_ENTRIES SUPPLIED_
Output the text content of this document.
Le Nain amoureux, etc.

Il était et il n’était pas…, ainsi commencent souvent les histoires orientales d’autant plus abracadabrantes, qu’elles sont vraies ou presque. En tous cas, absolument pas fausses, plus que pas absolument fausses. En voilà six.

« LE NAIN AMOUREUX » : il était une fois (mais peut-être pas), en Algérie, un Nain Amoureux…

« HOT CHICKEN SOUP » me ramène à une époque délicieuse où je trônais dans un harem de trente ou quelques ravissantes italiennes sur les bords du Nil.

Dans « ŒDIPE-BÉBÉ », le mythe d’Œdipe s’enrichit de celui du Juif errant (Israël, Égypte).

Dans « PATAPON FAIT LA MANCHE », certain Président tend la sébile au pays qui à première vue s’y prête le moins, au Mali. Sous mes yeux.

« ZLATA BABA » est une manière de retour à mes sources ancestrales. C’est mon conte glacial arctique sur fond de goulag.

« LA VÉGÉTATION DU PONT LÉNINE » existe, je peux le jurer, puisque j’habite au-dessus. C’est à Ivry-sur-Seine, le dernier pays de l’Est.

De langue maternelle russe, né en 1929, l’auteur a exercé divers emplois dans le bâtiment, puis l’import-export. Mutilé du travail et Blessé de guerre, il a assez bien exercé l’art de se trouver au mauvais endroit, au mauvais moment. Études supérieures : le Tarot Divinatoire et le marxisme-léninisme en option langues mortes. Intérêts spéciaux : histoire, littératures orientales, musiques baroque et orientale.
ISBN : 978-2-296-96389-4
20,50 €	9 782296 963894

_EXERCISE PROMPT_
Extract the complete data, matching each line exactly.

_EXERCISE SOLUTION_
Output the text content of this document.
Le Nain amoureux, etc.

Il était et il n’était pas…, ainsi commencent souvent les histoires orientales d’autant plus abracadabrantes, qu’elles sont vraies ou presque. En tous cas, absolument pas fausses, plus que pas absolument fausses. En voilà six.

« LE NAIN AMOUREUX » : il était une fois (mais peut-être pas), en Algérie, un Nain Amoureux…

« HOT CHICKEN SOUP » me ramène à une époque délicieuse où je trônais dans un harem de trente ou quelques ravissantes italiennes sur les bords du Nil.

Dans « ŒDIPE-BÉBÉ », le mythe d’Œdipe s’enrichit de celui du Juif errant (Israël, Égypte).

Dans « PATAPON FAIT LA MANCHE », certain Président tend la sébile au pays qui à première vue s’y prête le moins, au Mali. Sous mes yeux.

« ZLATA BABA » est une manière de retour à mes sources ancestrales. C’est mon conte glacial arctique sur fond de goulag.

« LA VÉGÉTATION DU PONT LÉNINE » existe, je peux le jurer, puisque j’habite au-dessus. C’est à Ivry-sur-Seine, le dernier pays de l’Est.

De langue maternelle russe, né en 1929, l’auteur a exercé divers emplois dans le bâtiment, puis l’import-export. Mutilé du travail et Blessé de guerre, il a assez bien exercé l’art de se trouver au mauvais endroit, au mauvais moment. Études supérieures : le Tarot Divinatoire et le marxisme-léninisme en option langues mortes. Intérêts spéciaux : histoire, littératures orientales, musiques baroque et orientale.
ISBN : 978-2-296-96389-4
20,50 €	9 782296 963894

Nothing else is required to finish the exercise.